Track down the lines that contain "Minutes" and copy them.

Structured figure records
::::::
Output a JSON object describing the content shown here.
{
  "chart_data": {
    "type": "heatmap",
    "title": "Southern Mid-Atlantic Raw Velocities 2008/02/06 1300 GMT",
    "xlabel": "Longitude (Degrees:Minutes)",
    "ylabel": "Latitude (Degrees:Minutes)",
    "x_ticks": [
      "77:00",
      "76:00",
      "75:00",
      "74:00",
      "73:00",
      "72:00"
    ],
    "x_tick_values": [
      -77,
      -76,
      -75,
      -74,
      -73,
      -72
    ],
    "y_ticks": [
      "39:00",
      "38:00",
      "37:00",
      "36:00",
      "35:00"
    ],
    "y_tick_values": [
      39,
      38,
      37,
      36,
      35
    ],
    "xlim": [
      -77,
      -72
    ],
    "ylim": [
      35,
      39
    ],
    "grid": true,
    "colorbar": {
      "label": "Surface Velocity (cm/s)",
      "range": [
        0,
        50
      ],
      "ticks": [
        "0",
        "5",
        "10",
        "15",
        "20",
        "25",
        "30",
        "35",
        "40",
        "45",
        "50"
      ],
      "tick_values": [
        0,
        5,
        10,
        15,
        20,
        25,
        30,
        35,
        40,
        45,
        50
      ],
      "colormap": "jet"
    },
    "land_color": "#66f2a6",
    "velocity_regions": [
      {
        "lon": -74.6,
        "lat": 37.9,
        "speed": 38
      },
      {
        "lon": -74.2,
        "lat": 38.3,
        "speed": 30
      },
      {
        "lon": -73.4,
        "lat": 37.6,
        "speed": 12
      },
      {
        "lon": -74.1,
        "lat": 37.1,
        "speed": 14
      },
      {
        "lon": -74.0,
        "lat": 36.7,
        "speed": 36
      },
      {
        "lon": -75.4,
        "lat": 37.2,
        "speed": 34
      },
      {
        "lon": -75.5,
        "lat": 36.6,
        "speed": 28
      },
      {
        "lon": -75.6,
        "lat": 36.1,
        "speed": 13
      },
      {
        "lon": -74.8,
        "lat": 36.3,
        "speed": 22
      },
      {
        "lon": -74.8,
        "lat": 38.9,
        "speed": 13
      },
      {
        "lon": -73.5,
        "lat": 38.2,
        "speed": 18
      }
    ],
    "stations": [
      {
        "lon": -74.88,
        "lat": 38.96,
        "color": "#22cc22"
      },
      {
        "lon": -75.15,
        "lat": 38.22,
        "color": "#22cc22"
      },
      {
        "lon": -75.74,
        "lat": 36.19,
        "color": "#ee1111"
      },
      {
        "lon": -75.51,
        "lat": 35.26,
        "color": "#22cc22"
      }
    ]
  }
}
::::::
**Worked solution**
    "xlabel": "Longitude (Degrees:Minutes)",
    "ylabel": "Latitude (Degrees:Minutes)",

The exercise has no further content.